- Written instruction: Reproduce the entries exactly.
----------------------------------------
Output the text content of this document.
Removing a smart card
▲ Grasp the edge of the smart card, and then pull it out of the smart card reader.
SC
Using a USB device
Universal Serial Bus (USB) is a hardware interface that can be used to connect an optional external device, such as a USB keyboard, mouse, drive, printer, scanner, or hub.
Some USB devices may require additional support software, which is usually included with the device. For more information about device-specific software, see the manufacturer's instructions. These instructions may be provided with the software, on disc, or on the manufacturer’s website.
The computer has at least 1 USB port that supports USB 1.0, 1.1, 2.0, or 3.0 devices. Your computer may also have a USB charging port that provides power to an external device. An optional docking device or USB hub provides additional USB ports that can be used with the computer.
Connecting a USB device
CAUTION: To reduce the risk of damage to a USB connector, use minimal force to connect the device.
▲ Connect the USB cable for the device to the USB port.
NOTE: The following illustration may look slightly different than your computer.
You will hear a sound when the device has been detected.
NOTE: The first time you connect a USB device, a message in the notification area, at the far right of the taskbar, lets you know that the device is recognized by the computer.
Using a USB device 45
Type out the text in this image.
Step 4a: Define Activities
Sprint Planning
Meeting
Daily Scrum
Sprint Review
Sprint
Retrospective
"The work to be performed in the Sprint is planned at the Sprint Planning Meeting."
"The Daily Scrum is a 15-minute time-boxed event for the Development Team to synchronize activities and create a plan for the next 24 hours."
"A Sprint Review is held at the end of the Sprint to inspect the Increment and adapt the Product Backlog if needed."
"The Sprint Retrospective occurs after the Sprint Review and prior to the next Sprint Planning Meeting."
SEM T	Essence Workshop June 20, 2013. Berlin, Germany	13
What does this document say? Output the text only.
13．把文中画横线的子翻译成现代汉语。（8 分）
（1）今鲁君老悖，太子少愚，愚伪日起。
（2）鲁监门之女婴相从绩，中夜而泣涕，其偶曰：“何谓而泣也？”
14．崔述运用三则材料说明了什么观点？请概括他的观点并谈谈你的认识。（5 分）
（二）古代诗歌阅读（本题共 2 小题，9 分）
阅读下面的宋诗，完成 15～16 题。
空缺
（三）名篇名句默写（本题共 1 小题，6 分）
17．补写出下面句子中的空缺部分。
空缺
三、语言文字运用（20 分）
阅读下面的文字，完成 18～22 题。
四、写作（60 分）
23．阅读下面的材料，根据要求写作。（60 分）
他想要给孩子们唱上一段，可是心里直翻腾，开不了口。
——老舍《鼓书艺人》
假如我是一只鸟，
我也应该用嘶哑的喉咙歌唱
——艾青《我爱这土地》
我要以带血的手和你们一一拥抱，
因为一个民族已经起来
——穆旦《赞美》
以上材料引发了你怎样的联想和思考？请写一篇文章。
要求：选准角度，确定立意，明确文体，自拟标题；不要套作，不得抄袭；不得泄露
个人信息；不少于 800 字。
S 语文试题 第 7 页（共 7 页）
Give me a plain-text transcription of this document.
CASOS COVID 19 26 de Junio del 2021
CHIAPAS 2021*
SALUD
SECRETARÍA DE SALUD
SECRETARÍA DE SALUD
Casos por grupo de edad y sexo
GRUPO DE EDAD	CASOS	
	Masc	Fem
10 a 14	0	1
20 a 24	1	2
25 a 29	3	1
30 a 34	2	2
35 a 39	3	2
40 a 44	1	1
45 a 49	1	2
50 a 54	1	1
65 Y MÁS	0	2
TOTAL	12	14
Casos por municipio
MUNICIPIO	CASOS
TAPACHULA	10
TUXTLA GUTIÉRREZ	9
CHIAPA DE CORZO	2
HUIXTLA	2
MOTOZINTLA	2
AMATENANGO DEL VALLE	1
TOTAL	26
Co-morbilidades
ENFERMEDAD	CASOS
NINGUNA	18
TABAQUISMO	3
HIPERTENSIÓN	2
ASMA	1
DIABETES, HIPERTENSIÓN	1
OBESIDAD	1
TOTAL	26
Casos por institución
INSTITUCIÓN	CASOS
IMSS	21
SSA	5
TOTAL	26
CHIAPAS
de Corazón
----------------------------------------
- Problem solution:
Output the text content of this document.
Removing a smart card
▲ Grasp the edge of the smart card, and then pull it out of the smart card reader.
SC
Using a USB device
Universal Serial Bus (USB) is a hardware interface that can be used to connect an optional external device, such as a USB keyboard, mouse, drive, printer, scanner, or hub.
Some USB devices may require additional support software, which is usually included with the device. For more information about device-specific software, see the manufacturer's instructions. These instructions may be provided with the software, on disc, or on the manufacturer’s website.
The computer has at least 1 USB port that supports USB 1.0, 1.1, 2.0, or 3.0 devices. Your computer may also have a USB charging port that provides power to an external device. An optional docking device or USB hub provides additional USB ports that can be used with the computer.
Connecting a USB device
CAUTION: To reduce the risk of damage to a USB connector, use minimal force to connect the device.
▲ Connect the USB cable for the device to the USB port.
NOTE: The following illustration may look slightly different than your computer.
You will hear a sound when the device has been detected.
NOTE: The first time you connect a USB device, a message in the notification area, at the far right of the taskbar, lets you know that the device is recognized by the computer.
Using a USB device 45
Type out the text in this image.
Step 4a: Define Activities
Sprint Planning
Meeting
Daily Scrum
Sprint Review
Sprint
Retrospective
"The work to be performed in the Sprint is planned at the Sprint Planning Meeting."
"The Daily Scrum is a 15-minute time-boxed event for the Development Team to synchronize activities and create a plan for the next 24 hours."
"A Sprint Review is held at the end of the Sprint to inspect the Increment and adapt the Product Backlog if needed."
"The Sprint Retrospective occurs after the Sprint Review and prior to the next Sprint Planning Meeting."
SEM T	Essence Workshop June 20, 2013. Berlin, Germany	13
What does this document say? Output the text only.
13．把文中画横线的子翻译成现代汉语。（8 分）
（1）今鲁君老悖，太子少愚，愚伪日起。
（2）鲁监门之女婴相从绩，中夜而泣涕，其偶曰：“何谓而泣也？”
14．崔述运用三则材料说明了什么观点？请概括他的观点并谈谈你的认识。（5 分）
（二）古代诗歌阅读（本题共 2 小题，9 分）
阅读下面的宋诗，完成 15～16 题。
空缺
（三）名篇名句默写（本题共 1 小题，6 分）
17．补写出下面句子中的空缺部分。
空缺
三、语言文字运用（20 分）
阅读下面的文字，完成 18～22 题。
四、写作（60 分）
23．阅读下面的材料，根据要求写作。（60 分）
他想要给孩子们唱上一段，可是心里直翻腾，开不了口。
——老舍《鼓书艺人》
假如我是一只鸟，
我也应该用嘶哑的喉咙歌唱
——艾青《我爱这土地》
我要以带血的手和你们一一拥抱，
因为一个民族已经起来
——穆旦《赞美》
以上材料引发了你怎样的联想和思考？请写一篇文章。
要求：选准角度，确定立意，明确文体，自拟标题；不要套作，不得抄袭；不得泄露
个人信息；不少于 800 字。
S 语文试题 第 7 页（共 7 页）
Give me a plain-text transcription of this document.
CASOS COVID 19 26 de Junio del 2021
CHIAPAS 2021*
SALUD
SECRETARÍA DE SALUD
SECRETARÍA DE SALUD
Casos por grupo de edad y sexo
GRUPO DE EDAD	CASOS	
	Masc	Fem
10 a 14	0	1
20 a 24	1	2
25 a 29	3	1
30 a 34	2	2
35 a 39	3	2
40 a 44	1	1
45 a 49	1	2
50 a 54	1	1
65 Y MÁS	0	2
TOTAL	12	14
Casos por municipio
MUNICIPIO	CASOS
TAPACHULA	10
TUXTLA GUTIÉRREZ	9
CHIAPA DE CORZO	2
HUIXTLA	2
MOTOZINTLA	2
AMATENANGO DEL VALLE	1
TOTAL	26
Co-morbilidades
ENFERMEDAD	CASOS
NINGUNA	18
TABAQUISMO	3
HIPERTENSIÓN	2
ASMA	1
DIABETES, HIPERTENSIÓN	1
OBESIDAD	1
TOTAL	26
Casos por institución
INSTITUCIÓN	CASOS
IMSS	21
SSA	5
TOTAL	26
CHIAPAS
de Corazón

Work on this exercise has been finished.